* START *
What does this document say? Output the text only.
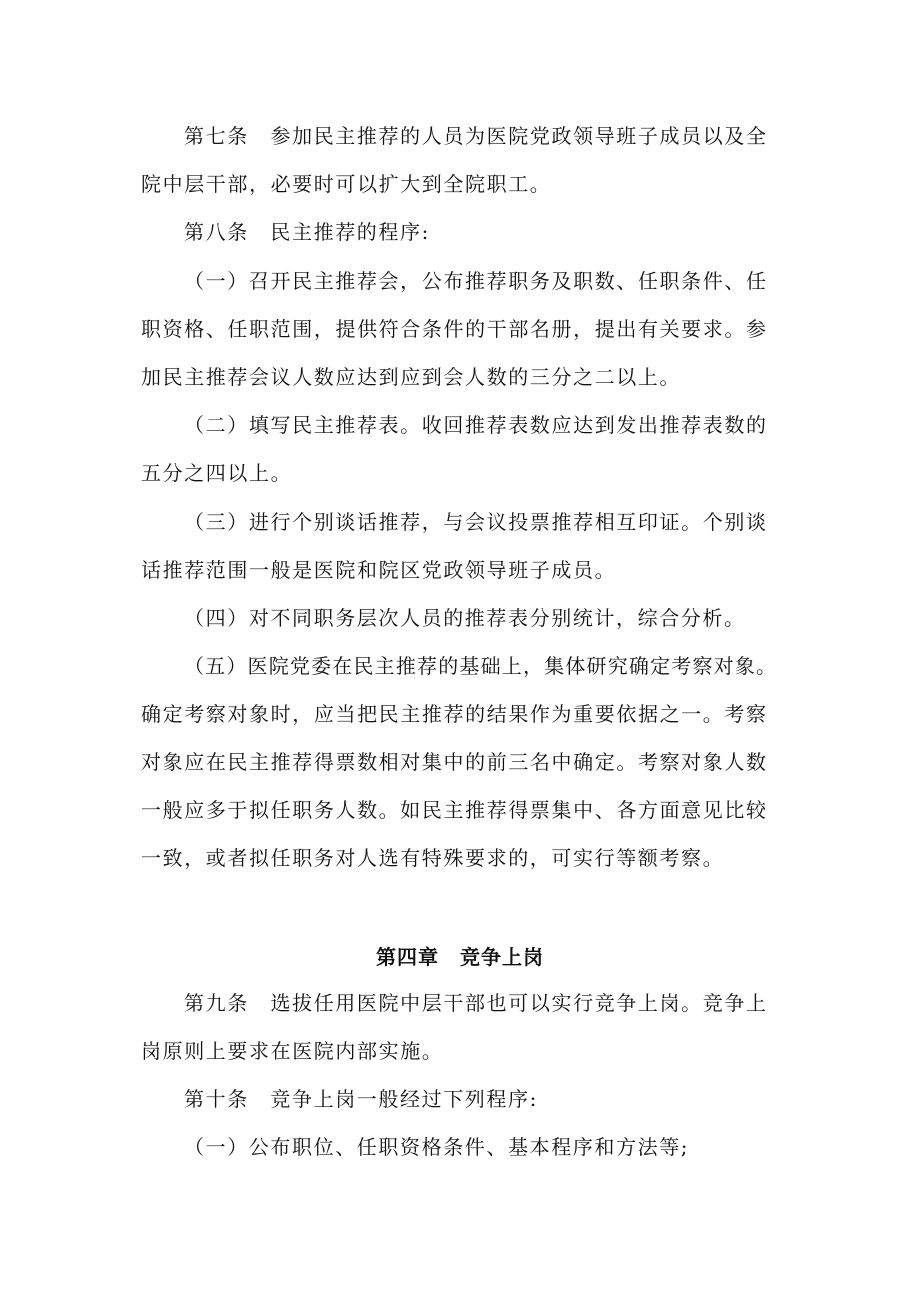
第七条　参加民主推荐的人员为医院党政领导班子成员以及全
院中层干部，必要时可以扩大到全院职工。
第八条　民主推荐的程序:
（一）召开民主推荐会，公布推荐职务及职数、任职条件、任
职资格、任职范围，提供符合条件的干部名册，提出有关要求。参
加民主推荐会议人数应达到应到会人数的三分之二以上。
（二）填写民主推荐表。收回推荐表数应达到发出推荐表数的
五分之四以上。
（三）进行个别谈话推荐，与会议投票推荐相互印证。个别谈
话推荐范围一般是医院和院区党政领导班子成员。
（四）对不同职务层次人员的推荐表分别统计，综合分析。
（五）医院党委在民主推荐的基础上，集体研究确定考察对象。
确定考察对象时，应当把民主推荐的结果作为重要依据之一。考察
对象应在民主推荐得票数相对集中的前三名中确定。考察对象人数
一般应多于拟任职务人数。如民主推荐得票集中、各方面意见比较
一致，或者拟任职务对人选有特殊要求的，可实行等额考察。
第四章　竞争上岗
第九条　选拔任用医院中层干部也可以实行竞争上岗。竞争上
岗原则上要求在医院内部实施。
第十条　竞争上岗一般经过下列程序:
（一）公布职位、任职资格条件、基本程序和方法等;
* END *
• _AIM OF THE TASK_:
Pictures in the records should not appear in your copy, but everything else must be transcribed exactly.

• _REPLY_:
What does this document say? Output the text only.
第七条　参加民主推荐的人员为医院党政领导班子成员以及全
院中层干部，必要时可以扩大到全院职工。
第八条　民主推荐的程序:
（一）召开民主推荐会，公布推荐职务及职数、任职条件、任
职资格、任职范围，提供符合条件的干部名册，提出有关要求。参
加民主推荐会议人数应达到应到会人数的三分之二以上。
（二）填写民主推荐表。收回推荐表数应达到发出推荐表数的
五分之四以上。
（三）进行个别谈话推荐，与会议投票推荐相互印证。个别谈
话推荐范围一般是医院和院区党政领导班子成员。
（四）对不同职务层次人员的推荐表分别统计，综合分析。
（五）医院党委在民主推荐的基础上，集体研究确定考察对象。
确定考察对象时，应当把民主推荐的结果作为重要依据之一。考察
对象应在民主推荐得票数相对集中的前三名中确定。考察对象人数
一般应多于拟任职务人数。如民主推荐得票集中、各方面意见比较
一致，或者拟任职务对人选有特殊要求的，可实行等额考察。
第四章　竞争上岗
第九条　选拔任用医院中层干部也可以实行竞争上岗。竞争上
岗原则上要求在医院内部实施。
第十条　竞争上岗一般经过下列程序:
（一）公布职位、任职资格条件、基本程序和方法等;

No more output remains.